— WHAT IS REQUIRED —
Collect each line containing "ungefähr".

— ENTRIES —
[start]

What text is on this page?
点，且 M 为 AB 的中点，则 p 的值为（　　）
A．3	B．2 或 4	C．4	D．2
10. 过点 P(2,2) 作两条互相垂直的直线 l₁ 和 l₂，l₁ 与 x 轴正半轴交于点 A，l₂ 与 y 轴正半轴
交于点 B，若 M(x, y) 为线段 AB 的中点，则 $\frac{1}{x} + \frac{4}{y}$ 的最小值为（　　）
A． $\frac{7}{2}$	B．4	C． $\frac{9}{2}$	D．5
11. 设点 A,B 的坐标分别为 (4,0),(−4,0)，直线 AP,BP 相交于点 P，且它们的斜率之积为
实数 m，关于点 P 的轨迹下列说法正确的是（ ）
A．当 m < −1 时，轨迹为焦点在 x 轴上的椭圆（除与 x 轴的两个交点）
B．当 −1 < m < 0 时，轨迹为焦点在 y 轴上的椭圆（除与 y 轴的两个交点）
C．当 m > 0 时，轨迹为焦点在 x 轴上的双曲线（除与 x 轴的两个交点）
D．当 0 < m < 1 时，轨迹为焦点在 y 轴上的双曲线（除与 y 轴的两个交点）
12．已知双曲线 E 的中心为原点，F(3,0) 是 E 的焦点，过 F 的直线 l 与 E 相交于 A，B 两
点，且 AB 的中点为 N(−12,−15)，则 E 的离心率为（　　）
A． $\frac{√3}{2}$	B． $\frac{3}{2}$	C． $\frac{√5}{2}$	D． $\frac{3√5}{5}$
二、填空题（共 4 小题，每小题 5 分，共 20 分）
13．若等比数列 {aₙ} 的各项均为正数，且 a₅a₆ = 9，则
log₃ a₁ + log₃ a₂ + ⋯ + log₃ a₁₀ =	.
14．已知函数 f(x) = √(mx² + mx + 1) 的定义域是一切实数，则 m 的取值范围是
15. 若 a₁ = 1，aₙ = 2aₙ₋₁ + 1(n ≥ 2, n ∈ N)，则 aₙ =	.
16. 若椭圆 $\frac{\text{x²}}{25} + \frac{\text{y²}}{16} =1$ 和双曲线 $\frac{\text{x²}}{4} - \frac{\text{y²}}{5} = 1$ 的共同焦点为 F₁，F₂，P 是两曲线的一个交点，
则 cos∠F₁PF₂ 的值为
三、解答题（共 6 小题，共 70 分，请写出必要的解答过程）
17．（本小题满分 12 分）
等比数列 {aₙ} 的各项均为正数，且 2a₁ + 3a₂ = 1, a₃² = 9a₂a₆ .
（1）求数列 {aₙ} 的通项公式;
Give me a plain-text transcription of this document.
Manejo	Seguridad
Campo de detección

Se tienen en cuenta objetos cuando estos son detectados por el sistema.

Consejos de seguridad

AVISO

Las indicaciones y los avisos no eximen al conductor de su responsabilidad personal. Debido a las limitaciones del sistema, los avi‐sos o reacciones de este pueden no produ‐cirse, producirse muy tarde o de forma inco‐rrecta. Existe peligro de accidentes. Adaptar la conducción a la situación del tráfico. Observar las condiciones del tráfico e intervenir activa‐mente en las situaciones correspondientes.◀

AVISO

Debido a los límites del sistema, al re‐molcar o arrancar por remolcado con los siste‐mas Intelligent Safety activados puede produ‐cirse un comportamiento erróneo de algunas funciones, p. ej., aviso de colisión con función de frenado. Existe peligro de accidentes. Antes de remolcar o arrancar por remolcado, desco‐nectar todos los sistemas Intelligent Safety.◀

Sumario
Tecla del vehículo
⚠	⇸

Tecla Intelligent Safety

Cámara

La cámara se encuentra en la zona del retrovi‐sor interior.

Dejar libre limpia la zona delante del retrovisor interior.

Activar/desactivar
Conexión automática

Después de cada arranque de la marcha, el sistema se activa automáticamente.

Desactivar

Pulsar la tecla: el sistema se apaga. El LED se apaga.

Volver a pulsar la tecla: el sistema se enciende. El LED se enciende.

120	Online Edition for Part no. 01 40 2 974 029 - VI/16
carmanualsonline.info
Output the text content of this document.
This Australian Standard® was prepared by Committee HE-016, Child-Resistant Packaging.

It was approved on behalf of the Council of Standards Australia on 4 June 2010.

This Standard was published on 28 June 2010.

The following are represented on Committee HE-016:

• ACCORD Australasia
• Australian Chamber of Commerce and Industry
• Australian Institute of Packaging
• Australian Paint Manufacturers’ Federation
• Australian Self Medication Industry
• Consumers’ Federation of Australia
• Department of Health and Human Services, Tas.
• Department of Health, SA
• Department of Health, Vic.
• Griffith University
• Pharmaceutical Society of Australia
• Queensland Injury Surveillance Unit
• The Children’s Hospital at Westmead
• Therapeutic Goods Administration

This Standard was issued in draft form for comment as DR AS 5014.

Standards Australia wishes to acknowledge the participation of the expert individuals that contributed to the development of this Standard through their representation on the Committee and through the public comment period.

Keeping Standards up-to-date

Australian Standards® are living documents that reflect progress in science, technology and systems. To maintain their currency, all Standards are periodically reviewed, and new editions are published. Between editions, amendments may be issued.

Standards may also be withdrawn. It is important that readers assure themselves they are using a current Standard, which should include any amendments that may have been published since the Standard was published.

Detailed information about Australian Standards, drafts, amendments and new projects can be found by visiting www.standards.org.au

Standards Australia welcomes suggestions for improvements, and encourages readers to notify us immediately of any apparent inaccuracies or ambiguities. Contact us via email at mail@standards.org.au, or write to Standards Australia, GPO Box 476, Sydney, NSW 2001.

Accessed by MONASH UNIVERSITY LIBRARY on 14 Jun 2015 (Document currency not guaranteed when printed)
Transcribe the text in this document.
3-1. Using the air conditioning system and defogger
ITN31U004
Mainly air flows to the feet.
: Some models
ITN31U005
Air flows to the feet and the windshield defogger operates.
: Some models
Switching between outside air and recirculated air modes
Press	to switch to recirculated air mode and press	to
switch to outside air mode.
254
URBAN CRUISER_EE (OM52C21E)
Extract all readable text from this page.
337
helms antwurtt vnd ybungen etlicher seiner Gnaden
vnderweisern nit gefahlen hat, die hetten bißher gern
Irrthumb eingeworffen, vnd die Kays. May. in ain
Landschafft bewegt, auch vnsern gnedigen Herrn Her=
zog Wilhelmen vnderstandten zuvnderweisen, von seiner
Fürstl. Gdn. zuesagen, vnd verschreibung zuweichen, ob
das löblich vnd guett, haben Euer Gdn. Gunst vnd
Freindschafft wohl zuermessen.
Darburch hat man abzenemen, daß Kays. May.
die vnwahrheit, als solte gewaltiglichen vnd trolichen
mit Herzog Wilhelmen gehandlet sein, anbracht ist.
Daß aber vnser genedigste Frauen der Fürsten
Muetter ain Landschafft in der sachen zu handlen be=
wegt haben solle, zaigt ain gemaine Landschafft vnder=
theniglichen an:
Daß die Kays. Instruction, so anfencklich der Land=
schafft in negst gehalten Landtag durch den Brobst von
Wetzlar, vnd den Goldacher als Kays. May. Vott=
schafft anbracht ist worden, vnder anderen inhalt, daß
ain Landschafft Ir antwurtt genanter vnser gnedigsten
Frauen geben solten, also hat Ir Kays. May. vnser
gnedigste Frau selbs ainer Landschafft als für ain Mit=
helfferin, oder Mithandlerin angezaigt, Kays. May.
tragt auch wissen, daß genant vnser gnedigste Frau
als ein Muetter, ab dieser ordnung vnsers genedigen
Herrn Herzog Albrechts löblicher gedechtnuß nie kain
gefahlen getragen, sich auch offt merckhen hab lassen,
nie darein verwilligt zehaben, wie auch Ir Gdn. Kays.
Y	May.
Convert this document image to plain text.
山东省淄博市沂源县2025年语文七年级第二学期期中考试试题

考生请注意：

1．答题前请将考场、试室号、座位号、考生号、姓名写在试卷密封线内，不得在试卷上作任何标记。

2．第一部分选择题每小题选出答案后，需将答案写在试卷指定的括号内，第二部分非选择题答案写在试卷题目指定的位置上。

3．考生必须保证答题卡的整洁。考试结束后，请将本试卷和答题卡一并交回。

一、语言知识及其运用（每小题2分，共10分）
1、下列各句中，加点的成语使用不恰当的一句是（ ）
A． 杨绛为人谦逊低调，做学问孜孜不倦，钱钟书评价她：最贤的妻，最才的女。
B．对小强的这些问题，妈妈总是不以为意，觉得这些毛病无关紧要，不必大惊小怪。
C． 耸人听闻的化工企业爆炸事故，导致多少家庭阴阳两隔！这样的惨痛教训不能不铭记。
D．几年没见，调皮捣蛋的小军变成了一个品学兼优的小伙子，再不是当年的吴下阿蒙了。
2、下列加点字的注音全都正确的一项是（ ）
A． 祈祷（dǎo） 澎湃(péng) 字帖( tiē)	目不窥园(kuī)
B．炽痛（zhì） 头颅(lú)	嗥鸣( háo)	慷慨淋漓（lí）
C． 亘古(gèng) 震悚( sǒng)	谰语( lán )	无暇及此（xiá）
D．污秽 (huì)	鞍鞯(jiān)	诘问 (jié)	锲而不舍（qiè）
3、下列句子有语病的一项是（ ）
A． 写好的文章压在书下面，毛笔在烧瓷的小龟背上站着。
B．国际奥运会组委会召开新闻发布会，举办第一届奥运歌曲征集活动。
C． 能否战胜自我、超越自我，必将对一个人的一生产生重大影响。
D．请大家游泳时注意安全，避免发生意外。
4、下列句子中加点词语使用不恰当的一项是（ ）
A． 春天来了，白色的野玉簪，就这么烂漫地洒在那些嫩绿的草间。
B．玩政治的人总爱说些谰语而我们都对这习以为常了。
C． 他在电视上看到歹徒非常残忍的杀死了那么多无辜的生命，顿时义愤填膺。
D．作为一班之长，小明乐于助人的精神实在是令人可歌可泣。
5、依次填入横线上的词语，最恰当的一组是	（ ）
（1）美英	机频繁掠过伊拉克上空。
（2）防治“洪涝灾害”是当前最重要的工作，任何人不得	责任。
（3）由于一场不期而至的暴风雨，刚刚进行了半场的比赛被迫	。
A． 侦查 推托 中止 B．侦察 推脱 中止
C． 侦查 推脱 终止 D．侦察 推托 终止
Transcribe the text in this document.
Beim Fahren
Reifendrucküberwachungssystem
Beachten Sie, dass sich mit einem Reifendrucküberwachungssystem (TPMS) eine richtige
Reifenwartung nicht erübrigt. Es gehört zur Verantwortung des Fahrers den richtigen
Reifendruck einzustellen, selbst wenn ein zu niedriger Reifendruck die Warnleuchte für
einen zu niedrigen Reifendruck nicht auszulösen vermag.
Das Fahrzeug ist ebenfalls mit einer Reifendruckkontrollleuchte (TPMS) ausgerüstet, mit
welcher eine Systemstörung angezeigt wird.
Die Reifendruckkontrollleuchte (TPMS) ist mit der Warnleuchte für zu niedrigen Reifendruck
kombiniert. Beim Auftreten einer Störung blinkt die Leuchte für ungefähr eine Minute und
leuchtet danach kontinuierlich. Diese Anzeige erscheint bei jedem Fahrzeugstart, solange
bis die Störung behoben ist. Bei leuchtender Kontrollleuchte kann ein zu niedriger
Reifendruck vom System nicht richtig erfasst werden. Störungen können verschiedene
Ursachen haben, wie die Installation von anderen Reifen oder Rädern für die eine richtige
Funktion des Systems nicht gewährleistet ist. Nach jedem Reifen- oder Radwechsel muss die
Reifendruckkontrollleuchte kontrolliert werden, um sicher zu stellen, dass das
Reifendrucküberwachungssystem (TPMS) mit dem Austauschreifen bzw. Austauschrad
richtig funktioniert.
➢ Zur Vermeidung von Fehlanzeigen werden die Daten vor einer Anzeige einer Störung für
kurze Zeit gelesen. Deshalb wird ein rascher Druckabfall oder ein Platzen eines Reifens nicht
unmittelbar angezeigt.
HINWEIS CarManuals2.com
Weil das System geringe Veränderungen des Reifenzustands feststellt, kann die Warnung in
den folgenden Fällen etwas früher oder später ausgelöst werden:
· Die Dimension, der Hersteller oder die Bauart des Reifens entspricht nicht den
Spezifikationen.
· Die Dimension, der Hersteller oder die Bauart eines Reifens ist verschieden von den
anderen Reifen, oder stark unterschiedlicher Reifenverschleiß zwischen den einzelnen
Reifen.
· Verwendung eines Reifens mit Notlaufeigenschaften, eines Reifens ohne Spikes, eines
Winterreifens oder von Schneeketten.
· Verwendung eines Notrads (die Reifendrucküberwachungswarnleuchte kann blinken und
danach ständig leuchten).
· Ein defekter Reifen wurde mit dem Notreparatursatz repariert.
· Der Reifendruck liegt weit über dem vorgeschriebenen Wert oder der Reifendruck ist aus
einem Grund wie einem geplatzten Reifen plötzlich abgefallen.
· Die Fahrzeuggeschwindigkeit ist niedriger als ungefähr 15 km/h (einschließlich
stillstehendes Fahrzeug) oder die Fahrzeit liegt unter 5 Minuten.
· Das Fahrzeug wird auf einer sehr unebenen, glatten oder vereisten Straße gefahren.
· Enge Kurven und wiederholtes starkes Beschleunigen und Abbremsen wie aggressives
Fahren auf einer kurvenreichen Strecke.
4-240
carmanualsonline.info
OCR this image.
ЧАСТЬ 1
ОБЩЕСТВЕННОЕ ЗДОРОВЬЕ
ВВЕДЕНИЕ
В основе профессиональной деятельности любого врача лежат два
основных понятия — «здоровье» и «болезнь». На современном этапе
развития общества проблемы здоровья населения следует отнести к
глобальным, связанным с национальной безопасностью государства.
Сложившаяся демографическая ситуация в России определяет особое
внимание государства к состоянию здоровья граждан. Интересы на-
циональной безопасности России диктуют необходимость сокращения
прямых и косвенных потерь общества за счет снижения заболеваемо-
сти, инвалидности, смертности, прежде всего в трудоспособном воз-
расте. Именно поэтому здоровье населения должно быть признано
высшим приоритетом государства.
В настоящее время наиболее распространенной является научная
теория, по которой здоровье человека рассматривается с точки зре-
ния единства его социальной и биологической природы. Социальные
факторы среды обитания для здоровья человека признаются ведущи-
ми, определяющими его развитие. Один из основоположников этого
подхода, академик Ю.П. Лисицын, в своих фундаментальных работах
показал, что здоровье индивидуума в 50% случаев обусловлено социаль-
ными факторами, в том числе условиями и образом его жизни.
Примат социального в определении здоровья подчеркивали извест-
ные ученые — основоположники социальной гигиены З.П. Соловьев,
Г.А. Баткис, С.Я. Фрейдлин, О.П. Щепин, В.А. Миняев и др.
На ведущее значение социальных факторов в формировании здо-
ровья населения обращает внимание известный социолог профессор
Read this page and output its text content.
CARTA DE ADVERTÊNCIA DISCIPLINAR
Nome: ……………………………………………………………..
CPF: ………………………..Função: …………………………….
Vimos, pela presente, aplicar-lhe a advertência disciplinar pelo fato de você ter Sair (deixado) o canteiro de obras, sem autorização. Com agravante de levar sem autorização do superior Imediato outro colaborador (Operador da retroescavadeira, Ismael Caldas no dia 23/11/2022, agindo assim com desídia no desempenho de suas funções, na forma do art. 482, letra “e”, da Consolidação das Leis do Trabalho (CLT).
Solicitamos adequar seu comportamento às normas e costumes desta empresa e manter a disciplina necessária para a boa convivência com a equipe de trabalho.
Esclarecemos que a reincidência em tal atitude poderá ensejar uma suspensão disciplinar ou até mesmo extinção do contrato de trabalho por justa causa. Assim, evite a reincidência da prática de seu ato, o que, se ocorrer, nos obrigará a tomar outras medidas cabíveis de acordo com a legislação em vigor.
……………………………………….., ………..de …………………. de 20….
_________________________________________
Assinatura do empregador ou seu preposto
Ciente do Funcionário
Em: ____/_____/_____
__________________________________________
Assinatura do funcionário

[end]

— TASK RESULT —
kombiniert. Beim Auftreten einer Störung blinkt die Leuchte für ungefähr eine Minute und
· Die Fahrzeuggeschwindigkeit ist niedriger als ungefähr 15 km/h (einschließlich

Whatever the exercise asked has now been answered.